Challenge: Extract each line where the string "theo" shows up.

Listed entries:
=-=-=-=-=
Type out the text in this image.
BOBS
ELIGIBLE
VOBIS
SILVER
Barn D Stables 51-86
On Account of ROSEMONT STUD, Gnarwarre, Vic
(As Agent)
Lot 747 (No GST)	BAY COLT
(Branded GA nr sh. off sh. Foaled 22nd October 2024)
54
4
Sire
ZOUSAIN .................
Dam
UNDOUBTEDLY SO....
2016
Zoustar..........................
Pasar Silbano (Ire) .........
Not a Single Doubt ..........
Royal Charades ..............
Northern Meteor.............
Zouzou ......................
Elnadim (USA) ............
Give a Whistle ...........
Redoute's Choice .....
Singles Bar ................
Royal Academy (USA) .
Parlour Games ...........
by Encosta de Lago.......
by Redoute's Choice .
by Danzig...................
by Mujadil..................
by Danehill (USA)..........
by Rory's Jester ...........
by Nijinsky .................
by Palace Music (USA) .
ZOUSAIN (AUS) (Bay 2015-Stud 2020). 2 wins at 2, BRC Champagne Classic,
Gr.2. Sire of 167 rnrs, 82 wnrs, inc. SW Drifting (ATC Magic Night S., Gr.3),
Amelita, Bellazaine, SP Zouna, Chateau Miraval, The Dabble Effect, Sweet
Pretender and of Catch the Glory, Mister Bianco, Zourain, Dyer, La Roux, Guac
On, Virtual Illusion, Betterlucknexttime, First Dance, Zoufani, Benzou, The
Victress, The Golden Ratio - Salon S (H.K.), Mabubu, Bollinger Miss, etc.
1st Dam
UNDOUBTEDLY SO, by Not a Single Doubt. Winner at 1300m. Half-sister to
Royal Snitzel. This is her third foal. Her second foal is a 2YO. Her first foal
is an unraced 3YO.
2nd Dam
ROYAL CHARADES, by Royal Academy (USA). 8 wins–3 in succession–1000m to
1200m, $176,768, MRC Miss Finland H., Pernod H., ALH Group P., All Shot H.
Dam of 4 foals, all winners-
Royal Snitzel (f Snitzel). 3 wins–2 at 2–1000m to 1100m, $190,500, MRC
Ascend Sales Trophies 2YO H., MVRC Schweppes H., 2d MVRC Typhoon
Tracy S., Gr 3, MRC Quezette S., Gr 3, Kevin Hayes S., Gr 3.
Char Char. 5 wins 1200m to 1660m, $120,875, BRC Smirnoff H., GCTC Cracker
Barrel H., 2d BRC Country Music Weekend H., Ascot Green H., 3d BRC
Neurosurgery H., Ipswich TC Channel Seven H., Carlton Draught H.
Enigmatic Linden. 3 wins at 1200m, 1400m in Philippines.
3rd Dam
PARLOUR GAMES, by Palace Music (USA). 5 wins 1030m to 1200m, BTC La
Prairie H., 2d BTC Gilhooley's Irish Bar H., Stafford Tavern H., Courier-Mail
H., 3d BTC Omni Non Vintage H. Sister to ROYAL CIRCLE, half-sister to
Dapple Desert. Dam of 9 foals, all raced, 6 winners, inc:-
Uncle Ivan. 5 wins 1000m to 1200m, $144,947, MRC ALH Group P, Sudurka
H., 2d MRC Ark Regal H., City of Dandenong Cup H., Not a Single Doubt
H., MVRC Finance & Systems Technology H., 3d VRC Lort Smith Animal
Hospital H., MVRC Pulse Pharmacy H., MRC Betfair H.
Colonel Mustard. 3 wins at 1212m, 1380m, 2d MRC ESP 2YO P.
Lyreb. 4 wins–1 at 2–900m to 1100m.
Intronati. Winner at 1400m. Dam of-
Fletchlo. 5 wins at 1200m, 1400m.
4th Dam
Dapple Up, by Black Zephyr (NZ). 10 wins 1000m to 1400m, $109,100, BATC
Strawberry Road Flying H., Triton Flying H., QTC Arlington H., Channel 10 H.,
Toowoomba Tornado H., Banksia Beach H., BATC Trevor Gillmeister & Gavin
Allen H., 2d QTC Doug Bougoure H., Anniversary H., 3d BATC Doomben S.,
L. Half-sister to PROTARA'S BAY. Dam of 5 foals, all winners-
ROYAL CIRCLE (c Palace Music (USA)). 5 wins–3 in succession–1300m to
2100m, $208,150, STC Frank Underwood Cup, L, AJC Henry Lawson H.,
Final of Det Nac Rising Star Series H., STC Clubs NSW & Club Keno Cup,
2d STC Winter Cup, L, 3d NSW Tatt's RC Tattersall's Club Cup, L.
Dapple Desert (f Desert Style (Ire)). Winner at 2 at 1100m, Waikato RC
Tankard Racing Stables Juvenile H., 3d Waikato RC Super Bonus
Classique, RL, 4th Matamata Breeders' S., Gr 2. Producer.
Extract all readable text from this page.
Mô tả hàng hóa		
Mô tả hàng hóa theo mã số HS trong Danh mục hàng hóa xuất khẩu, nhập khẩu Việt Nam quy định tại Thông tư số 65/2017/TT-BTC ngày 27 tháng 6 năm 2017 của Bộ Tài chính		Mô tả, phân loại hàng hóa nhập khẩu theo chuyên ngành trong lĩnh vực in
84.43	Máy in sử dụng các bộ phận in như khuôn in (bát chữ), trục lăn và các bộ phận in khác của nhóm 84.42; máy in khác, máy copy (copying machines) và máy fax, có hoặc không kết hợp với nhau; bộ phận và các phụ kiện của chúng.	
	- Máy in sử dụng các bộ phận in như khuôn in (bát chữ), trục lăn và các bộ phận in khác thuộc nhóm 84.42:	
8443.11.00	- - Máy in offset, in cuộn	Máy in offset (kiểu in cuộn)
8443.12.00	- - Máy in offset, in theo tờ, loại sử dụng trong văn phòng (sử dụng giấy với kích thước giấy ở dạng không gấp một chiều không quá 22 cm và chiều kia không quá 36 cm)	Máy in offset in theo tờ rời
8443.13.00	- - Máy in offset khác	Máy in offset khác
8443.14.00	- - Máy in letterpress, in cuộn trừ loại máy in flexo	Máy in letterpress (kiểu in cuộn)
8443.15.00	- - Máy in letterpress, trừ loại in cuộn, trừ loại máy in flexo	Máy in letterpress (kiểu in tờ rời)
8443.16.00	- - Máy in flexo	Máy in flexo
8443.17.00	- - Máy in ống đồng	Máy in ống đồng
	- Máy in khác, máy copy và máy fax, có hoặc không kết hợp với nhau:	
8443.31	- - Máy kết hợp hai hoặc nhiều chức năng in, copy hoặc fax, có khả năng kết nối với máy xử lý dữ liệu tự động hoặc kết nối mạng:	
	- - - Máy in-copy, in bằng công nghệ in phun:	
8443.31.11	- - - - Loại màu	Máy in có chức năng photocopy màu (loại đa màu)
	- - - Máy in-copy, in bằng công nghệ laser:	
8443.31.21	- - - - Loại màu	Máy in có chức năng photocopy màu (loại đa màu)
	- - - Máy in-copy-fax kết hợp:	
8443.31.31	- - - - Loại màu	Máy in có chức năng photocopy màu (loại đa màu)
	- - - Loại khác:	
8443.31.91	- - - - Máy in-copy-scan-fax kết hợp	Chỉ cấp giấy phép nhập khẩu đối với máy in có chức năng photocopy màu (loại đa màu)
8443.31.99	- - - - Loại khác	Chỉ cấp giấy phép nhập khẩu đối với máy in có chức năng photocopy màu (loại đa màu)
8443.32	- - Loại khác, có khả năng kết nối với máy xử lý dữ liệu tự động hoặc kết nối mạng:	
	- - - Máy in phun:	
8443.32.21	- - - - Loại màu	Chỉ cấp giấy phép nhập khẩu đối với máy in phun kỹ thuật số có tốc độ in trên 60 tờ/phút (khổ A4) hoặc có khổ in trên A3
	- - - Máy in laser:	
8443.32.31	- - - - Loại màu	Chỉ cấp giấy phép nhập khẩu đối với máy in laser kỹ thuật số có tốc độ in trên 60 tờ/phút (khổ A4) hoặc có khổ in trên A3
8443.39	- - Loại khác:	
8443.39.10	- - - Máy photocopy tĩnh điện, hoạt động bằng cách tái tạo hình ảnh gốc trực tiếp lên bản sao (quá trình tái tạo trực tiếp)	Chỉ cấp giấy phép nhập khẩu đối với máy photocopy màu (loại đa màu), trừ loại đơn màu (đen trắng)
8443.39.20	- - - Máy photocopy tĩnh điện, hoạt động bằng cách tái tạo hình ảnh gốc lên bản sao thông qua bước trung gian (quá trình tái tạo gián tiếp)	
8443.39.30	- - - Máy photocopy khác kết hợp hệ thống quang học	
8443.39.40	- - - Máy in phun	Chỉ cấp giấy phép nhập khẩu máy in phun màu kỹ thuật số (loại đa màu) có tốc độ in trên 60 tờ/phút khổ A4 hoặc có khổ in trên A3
=-=-=-=-=
Problem solution:
Mô tả hàng hóa theo mã số HS trong Danh mục hàng hóa xuất khẩu, nhập khẩu Việt Nam quy định tại Thông tư số 65/2017/TT-BTC ngày 27 tháng 6 năm 2017 của Bộ Tài chính		Mô tả, phân loại hàng hóa nhập khẩu theo chuyên ngành trong lĩnh vực in
8443.12.00	- - Máy in offset, in theo tờ, loại sử dụng trong văn phòng (sử dụng giấy với kích thước giấy ở dạng không gấp một chiều không quá 22 cm và chiều kia không quá 36 cm)	Máy in offset in theo tờ rời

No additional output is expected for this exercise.